>> start

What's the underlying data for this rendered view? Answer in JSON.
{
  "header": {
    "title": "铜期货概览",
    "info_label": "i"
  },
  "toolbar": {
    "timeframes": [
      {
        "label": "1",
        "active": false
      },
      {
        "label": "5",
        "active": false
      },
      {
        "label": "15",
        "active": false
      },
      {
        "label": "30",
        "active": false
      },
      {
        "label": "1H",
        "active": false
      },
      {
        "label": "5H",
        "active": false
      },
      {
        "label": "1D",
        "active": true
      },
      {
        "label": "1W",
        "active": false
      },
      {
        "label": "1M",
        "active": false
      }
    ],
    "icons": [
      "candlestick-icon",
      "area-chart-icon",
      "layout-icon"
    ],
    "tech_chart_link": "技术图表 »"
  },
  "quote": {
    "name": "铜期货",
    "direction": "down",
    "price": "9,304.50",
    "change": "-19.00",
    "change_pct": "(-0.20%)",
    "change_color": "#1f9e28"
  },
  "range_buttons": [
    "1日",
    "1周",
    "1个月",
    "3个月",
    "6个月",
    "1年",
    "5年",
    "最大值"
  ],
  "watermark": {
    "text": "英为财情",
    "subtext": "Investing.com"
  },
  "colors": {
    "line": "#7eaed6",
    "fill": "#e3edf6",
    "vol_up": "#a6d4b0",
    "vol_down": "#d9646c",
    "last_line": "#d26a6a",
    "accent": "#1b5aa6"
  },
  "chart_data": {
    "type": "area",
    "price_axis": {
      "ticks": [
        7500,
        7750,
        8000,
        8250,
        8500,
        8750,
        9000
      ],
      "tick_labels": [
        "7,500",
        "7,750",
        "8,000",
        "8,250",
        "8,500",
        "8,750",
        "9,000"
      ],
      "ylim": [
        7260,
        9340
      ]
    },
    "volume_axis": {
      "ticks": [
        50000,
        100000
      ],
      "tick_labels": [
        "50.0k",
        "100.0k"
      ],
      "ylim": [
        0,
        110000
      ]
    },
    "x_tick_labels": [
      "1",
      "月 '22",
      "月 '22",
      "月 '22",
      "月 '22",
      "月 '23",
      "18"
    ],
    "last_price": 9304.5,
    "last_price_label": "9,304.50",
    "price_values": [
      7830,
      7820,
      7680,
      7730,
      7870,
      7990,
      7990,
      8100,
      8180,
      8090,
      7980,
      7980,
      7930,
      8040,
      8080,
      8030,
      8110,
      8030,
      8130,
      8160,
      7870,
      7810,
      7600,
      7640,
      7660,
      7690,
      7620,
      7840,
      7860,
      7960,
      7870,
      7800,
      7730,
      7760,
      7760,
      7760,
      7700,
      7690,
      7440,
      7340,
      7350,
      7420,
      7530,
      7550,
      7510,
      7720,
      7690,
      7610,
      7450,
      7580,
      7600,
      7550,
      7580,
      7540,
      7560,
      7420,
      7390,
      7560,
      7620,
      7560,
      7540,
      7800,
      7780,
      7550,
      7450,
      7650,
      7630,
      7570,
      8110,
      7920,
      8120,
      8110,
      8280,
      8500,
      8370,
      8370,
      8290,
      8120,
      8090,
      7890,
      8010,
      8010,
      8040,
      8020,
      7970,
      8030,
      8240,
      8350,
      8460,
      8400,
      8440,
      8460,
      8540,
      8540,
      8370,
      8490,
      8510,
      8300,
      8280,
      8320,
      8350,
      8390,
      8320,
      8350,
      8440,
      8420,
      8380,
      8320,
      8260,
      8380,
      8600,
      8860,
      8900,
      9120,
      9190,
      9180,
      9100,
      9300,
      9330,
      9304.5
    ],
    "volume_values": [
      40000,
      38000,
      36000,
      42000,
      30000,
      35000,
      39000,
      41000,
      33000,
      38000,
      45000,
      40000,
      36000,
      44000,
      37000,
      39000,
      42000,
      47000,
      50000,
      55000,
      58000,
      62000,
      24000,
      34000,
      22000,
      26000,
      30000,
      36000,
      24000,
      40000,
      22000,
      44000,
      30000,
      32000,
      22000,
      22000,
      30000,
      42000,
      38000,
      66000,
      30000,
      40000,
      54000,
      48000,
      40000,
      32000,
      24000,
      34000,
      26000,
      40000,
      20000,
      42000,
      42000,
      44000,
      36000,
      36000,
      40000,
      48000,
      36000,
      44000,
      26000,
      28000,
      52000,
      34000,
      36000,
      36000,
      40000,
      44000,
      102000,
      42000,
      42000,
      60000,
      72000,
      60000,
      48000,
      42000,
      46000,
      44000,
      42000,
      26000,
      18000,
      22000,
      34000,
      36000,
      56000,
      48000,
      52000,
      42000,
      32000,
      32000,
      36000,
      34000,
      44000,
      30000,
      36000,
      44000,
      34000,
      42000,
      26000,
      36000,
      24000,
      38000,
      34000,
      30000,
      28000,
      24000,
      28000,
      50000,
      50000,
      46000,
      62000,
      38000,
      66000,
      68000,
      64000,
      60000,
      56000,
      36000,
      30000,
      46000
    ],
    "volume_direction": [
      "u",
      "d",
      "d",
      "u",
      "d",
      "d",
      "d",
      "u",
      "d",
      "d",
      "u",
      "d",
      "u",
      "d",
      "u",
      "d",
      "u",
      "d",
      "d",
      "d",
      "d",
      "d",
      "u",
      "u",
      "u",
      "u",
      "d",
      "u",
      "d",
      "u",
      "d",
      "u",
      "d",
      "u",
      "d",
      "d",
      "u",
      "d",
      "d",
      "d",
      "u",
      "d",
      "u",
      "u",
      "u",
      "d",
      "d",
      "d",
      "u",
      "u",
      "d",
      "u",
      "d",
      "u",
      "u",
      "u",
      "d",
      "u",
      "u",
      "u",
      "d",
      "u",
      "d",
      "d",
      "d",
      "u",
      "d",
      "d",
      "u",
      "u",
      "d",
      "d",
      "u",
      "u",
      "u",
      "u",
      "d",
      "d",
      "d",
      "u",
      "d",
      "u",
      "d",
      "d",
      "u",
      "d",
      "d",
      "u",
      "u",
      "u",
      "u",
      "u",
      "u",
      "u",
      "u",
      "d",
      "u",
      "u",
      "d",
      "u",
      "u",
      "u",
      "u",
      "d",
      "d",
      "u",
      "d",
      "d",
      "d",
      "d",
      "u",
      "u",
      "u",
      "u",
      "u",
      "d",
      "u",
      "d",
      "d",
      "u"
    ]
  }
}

>> end

* _GOAL_
Reproduce the listing above verbatim, from first line to last.

* _RESPONSE_
What's the underlying data for this rendered view? Answer in JSON.
{
  "header": {
    "title": "铜期货概览",
    "info_label": "i"
  },
  "toolbar": {
    "timeframes": [
      {
        "label": "1",
        "active": false
      },
      {
        "label": "5",
        "active": false
      },
      {
        "label": "15",
        "active": false
      },
      {
        "label": "30",
        "active": false
      },
      {
        "label": "1H",
        "active": false
      },
      {
        "label": "5H",
        "active": false
      },
      {
        "label": "1D",
        "active": true
      },
      {
        "label": "1W",
        "active": false
      },
      {
        "label": "1M",
        "active": false
      }
    ],
    "icons": [
      "candlestick-icon",
      "area-chart-icon",
      "layout-icon"
    ],
    "tech_chart_link": "技术图表 »"
  },
  "quote": {
    "name": "铜期货",
    "direction": "down",
    "price": "9,304.50",
    "change": "-19.00",
    "change_pct": "(-0.20%)",
    "change_color": "#1f9e28"
  },
  "range_buttons": [
    "1日",
    "1周",
    "1个月",
    "3个月",
    "6个月",
    "1年",
    "5年",
    "最大值"
  ],
  "watermark": {
    "text": "英为财情",
    "subtext": "Investing.com"
  },
  "colors": {
    "line": "#7eaed6",
    "fill": "#e3edf6",
    "vol_up": "#a6d4b0",
    "vol_down": "#d9646c",
    "last_line": "#d26a6a",
    "accent": "#1b5aa6"
  },
  "chart_data": {
    "type": "area",
    "price_axis": {
      "ticks": [
        7500,
        7750,
        8000,
        8250,
        8500,
        8750,
        9000
      ],
      "tick_labels": [
        "7,500",
        "7,750",
        "8,000",
        "8,250",
        "8,500",
        "8,750",
        "9,000"
      ],
      "ylim": [
        7260,
        9340
      ]
    },
    "volume_axis": {
      "ticks": [
        50000,
        100000
      ],
      "tick_labels": [
        "50.0k",
        "100.0k"
      ],
      "ylim": [
        0,
        110000
      ]
    },
    "x_tick_labels": [
      "1",
      "月 '22",
      "月 '22",
      "月 '22",
      "月 '22",
      "月 '23",
      "18"
    ],
    "last_price": 9304.5,
    "last_price_label": "9,304.50",
    "price_values": [
      7830,
      7820,
      7680,
      7730,
      7870,
      7990,
      7990,
      8100,
      8180,
      8090,
      7980,
      7980,
      7930,
      8040,
      8080,
      8030,
      8110,
      8030,
      8130,
      8160,
      7870,
      7810,
      7600,
      7640,
      7660,
      7690,
      7620,
      7840,
      7860,
      7960,
      7870,
      7800,
      7730,
      7760,
      7760,
      7760,
      7700,
      7690,
      7440,
      7340,
      7350,
      7420,
      7530,
      7550,
      7510,
      7720,
      7690,
      7610,
      7450,
      7580,
      7600,
      7550,
      7580,
      7540,
      7560,
      7420,
      7390,
      7560,
      7620,
      7560,
      7540,
      7800,
      7780,
      7550,
      7450,
      7650,
      7630,
      7570,
      8110,
      7920,
      8120,
      8110,
      8280,
      8500,
      8370,
      8370,
      8290,
      8120,
      8090,
      7890,
      8010,
      8010,
      8040,
      8020,
      7970,
      8030,
      8240,
      8350,
      8460,
      8400,
      8440,
      8460,
      8540,
      8540,
      8370,
      8490,
      8510,
      8300,
      8280,
      8320,
      8350,
      8390,
      8320,
      8350,
      8440,
      8420,
      8380,
      8320,
      8260,
      8380,
      8600,
      8860,
      8900,
      9120,
      9190,
      9180,
      9100,
      9300,
      9330,
      9304.5
    ],
    "volume_values": [
      40000,
      38000,
      36000,
      42000,
      30000,
      35000,
      39000,
      41000,
      33000,
      38000,
      45000,
      40000,
      36000,
      44000,
      37000,
      39000,
      42000,
      47000,
      50000,
      55000,
      58000,
      62000,
      24000,
      34000,
      22000,
      26000,
      30000,
      36000,
      24000,
      40000,
      22000,
      44000,
      30000,
      32000,
      22000,
      22000,
      30000,
      42000,
      38000,
      66000,
      30000,
      40000,
      54000,
      48000,
      40000,
      32000,
      24000,
      34000,
      26000,
      40000,
      20000,
      42000,
      42000,
      44000,
      36000,
      36000,
      40000,
      48000,
      36000,
      44000,
      26000,
      28000,
      52000,
      34000,
      36000,
      36000,
      40000,
      44000,
      102000,
      42000,
      42000,
      60000,
      72000,
      60000,
      48000,
      42000,
      46000,
      44000,
      42000,
      26000,
      18000,
      22000,
      34000,
      36000,
      56000,
      48000,
      52000,
      42000,
      32000,
      32000,
      36000,
      34000,
      44000,
      30000,
      36000,
      44000,
      34000,
      42000,
      26000,
      36000,
      24000,
      38000,
      34000,
      30000,
      28000,
      24000,
      28000,
      50000,
      50000,
      46000,
      62000,
      38000,
      66000,
      68000,
      64000,
      60000,
      56000,
      36000,
      30000,
      46000
    ],
    "volume_direction": [
      "u",
      "d",
      "d",
      "u",
      "d",
      "d",
      "d",
      "u",
      "d",
      "d",
      "u",
      "d",
      "u",
      "d",
      "u",
      "d",
      "u",
      "d",
      "d",
      "d",
      "d",
      "d",
      "u",
      "u",
      "u",
      "u",
      "d",
      "u",
      "d",
      "u",
      "d",
      "u",
      "d",
      "u",
      "d",
      "d",
      "u",
      "d",
      "d",
      "d",
      "u",
      "d",
      "u",
      "u",
      "u",
      "d",
      "d",
      "d",
      "u",
      "u",
      "d",
      "u",
      "d",
      "u",
      "u",
      "u",
      "d",
      "u",
      "u",
      "u",
      "d",
      "u",
      "d",
      "d",
      "d",
      "u",
      "d",
      "d",
      "u",
      "u",
      "d",
      "d",
      "u",
      "u",
      "u",
      "u",
      "d",
      "d",
      "d",
      "u",
      "d",
      "u",
      "d",
      "d",
      "u",
      "d",
      "d",
      "u",
      "u",
      "u",
      "u",
      "u",
      "u",
      "u",
      "u",
      "d",
      "u",
      "u",
      "d",
      "u",
      "u",
      "u",
      "u",
      "d",
      "d",
      "u",
      "d",
      "d",
      "d",
      "d",
      "u",
      "u",
      "u",
      "u",
      "u",
      "d",
      "u",
      "d",
      "d",
      "u"
    ]
  }
}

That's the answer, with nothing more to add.